# [Task]
Will you give the material below again, every line exactly as it is?

# [Provided material]
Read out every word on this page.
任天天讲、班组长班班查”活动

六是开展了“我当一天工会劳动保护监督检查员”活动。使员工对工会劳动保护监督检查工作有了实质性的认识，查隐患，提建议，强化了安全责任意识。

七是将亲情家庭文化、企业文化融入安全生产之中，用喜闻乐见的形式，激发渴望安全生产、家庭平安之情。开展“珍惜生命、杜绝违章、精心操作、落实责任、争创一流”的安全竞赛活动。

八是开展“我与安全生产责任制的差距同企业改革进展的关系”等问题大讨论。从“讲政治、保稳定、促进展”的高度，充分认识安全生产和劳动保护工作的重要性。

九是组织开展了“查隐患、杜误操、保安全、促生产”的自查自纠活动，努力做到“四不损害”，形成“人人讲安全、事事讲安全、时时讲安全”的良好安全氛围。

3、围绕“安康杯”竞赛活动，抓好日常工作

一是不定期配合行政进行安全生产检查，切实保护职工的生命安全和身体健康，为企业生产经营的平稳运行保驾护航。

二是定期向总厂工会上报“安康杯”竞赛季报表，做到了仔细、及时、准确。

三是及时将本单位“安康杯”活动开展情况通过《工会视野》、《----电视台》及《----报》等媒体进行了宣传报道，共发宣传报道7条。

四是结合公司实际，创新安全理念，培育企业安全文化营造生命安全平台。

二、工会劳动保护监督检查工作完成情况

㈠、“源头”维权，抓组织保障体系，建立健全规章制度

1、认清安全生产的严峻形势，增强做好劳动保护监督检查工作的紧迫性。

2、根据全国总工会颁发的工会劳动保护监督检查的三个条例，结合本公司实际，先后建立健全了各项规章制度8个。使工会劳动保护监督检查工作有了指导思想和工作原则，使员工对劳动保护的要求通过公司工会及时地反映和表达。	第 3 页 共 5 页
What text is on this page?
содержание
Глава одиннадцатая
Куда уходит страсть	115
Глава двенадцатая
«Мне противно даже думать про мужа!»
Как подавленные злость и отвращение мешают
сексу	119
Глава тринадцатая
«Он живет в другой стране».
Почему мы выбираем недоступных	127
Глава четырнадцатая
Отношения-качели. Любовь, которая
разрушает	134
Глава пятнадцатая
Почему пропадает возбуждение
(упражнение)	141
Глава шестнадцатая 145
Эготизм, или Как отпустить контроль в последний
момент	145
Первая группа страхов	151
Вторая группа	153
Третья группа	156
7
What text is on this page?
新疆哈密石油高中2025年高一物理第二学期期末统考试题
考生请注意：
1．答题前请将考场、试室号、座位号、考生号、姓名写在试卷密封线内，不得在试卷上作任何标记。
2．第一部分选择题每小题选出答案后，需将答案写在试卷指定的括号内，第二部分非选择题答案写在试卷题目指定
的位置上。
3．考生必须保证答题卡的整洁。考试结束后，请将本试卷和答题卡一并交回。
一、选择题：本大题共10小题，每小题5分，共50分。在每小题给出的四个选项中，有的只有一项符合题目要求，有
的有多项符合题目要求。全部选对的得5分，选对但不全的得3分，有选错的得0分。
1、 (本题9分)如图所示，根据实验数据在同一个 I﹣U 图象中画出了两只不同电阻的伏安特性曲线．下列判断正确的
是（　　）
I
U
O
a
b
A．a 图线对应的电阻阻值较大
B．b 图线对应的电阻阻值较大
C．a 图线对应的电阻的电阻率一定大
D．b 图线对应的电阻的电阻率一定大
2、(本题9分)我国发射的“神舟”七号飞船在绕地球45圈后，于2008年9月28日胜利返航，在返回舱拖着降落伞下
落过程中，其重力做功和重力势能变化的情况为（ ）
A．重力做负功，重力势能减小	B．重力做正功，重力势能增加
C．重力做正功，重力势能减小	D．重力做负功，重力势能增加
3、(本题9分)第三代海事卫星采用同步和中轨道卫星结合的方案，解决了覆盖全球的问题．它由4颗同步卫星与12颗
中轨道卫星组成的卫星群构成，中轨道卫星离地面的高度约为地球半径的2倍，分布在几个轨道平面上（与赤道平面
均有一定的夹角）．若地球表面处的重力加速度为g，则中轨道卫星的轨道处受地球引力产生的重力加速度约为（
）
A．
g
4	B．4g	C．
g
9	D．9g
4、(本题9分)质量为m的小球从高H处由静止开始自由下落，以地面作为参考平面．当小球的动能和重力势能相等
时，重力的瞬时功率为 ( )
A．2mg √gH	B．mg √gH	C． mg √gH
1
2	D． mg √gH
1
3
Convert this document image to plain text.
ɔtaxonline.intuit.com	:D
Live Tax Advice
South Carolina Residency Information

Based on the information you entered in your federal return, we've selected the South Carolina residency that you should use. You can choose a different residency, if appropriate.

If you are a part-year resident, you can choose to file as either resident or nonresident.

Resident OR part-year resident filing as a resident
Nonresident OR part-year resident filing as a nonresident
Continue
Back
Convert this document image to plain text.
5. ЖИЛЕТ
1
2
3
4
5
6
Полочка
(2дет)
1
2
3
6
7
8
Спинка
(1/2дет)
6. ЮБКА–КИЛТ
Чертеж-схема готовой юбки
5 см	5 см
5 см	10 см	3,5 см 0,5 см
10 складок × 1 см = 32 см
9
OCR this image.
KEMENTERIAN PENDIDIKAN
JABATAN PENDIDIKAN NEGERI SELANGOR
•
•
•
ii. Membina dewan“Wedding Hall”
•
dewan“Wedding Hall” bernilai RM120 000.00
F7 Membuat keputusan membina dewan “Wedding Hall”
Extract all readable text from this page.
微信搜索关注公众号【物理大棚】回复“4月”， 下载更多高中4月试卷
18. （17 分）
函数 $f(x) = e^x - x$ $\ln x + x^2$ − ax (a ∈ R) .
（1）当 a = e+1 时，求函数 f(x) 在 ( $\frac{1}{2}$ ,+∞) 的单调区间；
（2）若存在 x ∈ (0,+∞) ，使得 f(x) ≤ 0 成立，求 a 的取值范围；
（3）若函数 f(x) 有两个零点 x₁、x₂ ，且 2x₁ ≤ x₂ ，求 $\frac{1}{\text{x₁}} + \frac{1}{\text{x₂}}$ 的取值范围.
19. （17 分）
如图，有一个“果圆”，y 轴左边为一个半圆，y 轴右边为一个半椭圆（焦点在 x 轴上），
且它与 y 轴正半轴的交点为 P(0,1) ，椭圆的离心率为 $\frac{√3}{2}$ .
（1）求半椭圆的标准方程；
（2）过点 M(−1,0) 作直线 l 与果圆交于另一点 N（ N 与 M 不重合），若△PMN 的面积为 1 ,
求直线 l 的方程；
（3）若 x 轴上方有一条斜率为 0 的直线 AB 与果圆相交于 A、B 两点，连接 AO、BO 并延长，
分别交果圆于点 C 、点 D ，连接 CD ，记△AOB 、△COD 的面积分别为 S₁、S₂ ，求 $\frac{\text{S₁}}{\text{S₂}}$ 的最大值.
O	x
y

# [Solved exercise]
Read out every word on this page.
任天天讲、班组长班班查”活动

六是开展了“我当一天工会劳动保护监督检查员”活动。使员工对工会劳动保护监督检查工作有了实质性的认识，查隐患，提建议，强化了安全责任意识。

七是将亲情家庭文化、企业文化融入安全生产之中，用喜闻乐见的形式，激发渴望安全生产、家庭平安之情。开展“珍惜生命、杜绝违章、精心操作、落实责任、争创一流”的安全竞赛活动。

八是开展“我与安全生产责任制的差距同企业改革进展的关系”等问题大讨论。从“讲政治、保稳定、促进展”的高度，充分认识安全生产和劳动保护工作的重要性。

九是组织开展了“查隐患、杜误操、保安全、促生产”的自查自纠活动，努力做到“四不损害”，形成“人人讲安全、事事讲安全、时时讲安全”的良好安全氛围。

3、围绕“安康杯”竞赛活动，抓好日常工作

一是不定期配合行政进行安全生产检查，切实保护职工的生命安全和身体健康，为企业生产经营的平稳运行保驾护航。

二是定期向总厂工会上报“安康杯”竞赛季报表，做到了仔细、及时、准确。

三是及时将本单位“安康杯”活动开展情况通过《工会视野》、《----电视台》及《----报》等媒体进行了宣传报道，共发宣传报道7条。

四是结合公司实际，创新安全理念，培育企业安全文化营造生命安全平台。

二、工会劳动保护监督检查工作完成情况

㈠、“源头”维权，抓组织保障体系，建立健全规章制度

1、认清安全生产的严峻形势，增强做好劳动保护监督检查工作的紧迫性。

2、根据全国总工会颁发的工会劳动保护监督检查的三个条例，结合本公司实际，先后建立健全了各项规章制度8个。使工会劳动保护监督检查工作有了指导思想和工作原则，使员工对劳动保护的要求通过公司工会及时地反映和表达。	第 3 页 共 5 页
What text is on this page?
содержание
Глава одиннадцатая
Куда уходит страсть	115
Глава двенадцатая
«Мне противно даже думать про мужа!»
Как подавленные злость и отвращение мешают
сексу	119
Глава тринадцатая
«Он живет в другой стране».
Почему мы выбираем недоступных	127
Глава четырнадцатая
Отношения-качели. Любовь, которая
разрушает	134
Глава пятнадцатая
Почему пропадает возбуждение
(упражнение)	141
Глава шестнадцатая 145
Эготизм, или Как отпустить контроль в последний
момент	145
Первая группа страхов	151
Вторая группа	153
Третья группа	156
7
What text is on this page?
新疆哈密石油高中2025年高一物理第二学期期末统考试题
考生请注意：
1．答题前请将考场、试室号、座位号、考生号、姓名写在试卷密封线内，不得在试卷上作任何标记。
2．第一部分选择题每小题选出答案后，需将答案写在试卷指定的括号内，第二部分非选择题答案写在试卷题目指定
的位置上。
3．考生必须保证答题卡的整洁。考试结束后，请将本试卷和答题卡一并交回。
一、选择题：本大题共10小题，每小题5分，共50分。在每小题给出的四个选项中，有的只有一项符合题目要求，有
的有多项符合题目要求。全部选对的得5分，选对但不全的得3分，有选错的得0分。
1、 (本题9分)如图所示，根据实验数据在同一个 I﹣U 图象中画出了两只不同电阻的伏安特性曲线．下列判断正确的
是（　　）
I
U
O
a
b
A．a 图线对应的电阻阻值较大
B．b 图线对应的电阻阻值较大
C．a 图线对应的电阻的电阻率一定大
D．b 图线对应的电阻的电阻率一定大
2、(本题9分)我国发射的“神舟”七号飞船在绕地球45圈后，于2008年9月28日胜利返航，在返回舱拖着降落伞下
落过程中，其重力做功和重力势能变化的情况为（ ）
A．重力做负功，重力势能减小	B．重力做正功，重力势能增加
C．重力做正功，重力势能减小	D．重力做负功，重力势能增加
3、(本题9分)第三代海事卫星采用同步和中轨道卫星结合的方案，解决了覆盖全球的问题．它由4颗同步卫星与12颗
中轨道卫星组成的卫星群构成，中轨道卫星离地面的高度约为地球半径的2倍，分布在几个轨道平面上（与赤道平面
均有一定的夹角）．若地球表面处的重力加速度为g，则中轨道卫星的轨道处受地球引力产生的重力加速度约为（
）
A．
g
4	B．4g	C．
g
9	D．9g
4、(本题9分)质量为m的小球从高H处由静止开始自由下落，以地面作为参考平面．当小球的动能和重力势能相等
时，重力的瞬时功率为 ( )
A．2mg √gH	B．mg √gH	C． mg √gH
1
2	D． mg √gH
1
3
Convert this document image to plain text.
ɔtaxonline.intuit.com	:D
Live Tax Advice
South Carolina Residency Information

Based on the information you entered in your federal return, we've selected the South Carolina residency that you should use. You can choose a different residency, if appropriate.

If you are a part-year resident, you can choose to file as either resident or nonresident.

Resident OR part-year resident filing as a resident
Nonresident OR part-year resident filing as a nonresident
Continue
Back
Convert this document image to plain text.
5. ЖИЛЕТ
1
2
3
4
5
6
Полочка
(2дет)
1
2
3
6
7
8
Спинка
(1/2дет)
6. ЮБКА–КИЛТ
Чертеж-схема готовой юбки
5 см	5 см
5 см	10 см	3,5 см 0,5 см
10 складок × 1 см = 32 см
9
OCR this image.
KEMENTERIAN PENDIDIKAN
JABATAN PENDIDIKAN NEGERI SELANGOR
•
•
•
ii. Membina dewan“Wedding Hall”
•
dewan“Wedding Hall” bernilai RM120 000.00
F7 Membuat keputusan membina dewan “Wedding Hall”
Extract all readable text from this page.
微信搜索关注公众号【物理大棚】回复“4月”， 下载更多高中4月试卷
18. （17 分）
函数 $f(x) = e^x - x$ $\ln x + x^2$ − ax (a ∈ R) .
（1）当 a = e+1 时，求函数 f(x) 在 ( $\frac{1}{2}$ ,+∞) 的单调区间；
（2）若存在 x ∈ (0,+∞) ，使得 f(x) ≤ 0 成立，求 a 的取值范围；
（3）若函数 f(x) 有两个零点 x₁、x₂ ，且 2x₁ ≤ x₂ ，求 $\frac{1}{\text{x₁}} + \frac{1}{\text{x₂}}$ 的取值范围.
19. （17 分）
如图，有一个“果圆”，y 轴左边为一个半圆，y 轴右边为一个半椭圆（焦点在 x 轴上），
且它与 y 轴正半轴的交点为 P(0,1) ，椭圆的离心率为 $\frac{√3}{2}$ .
（1）求半椭圆的标准方程；
（2）过点 M(−1,0) 作直线 l 与果圆交于另一点 N（ N 与 M 不重合），若△PMN 的面积为 1 ,
求直线 l 的方程；
（3）若 x 轴上方有一条斜率为 0 的直线 AB 与果圆相交于 A、B 两点，连接 AO、BO 并延长，
分别交果圆于点 C 、点 D ，连接 CD ，记△AOB 、△COD 的面积分别为 S₁、S₂ ，求 $\frac{\text{S₁}}{\text{S₂}}$ 的最大值.
O	x
y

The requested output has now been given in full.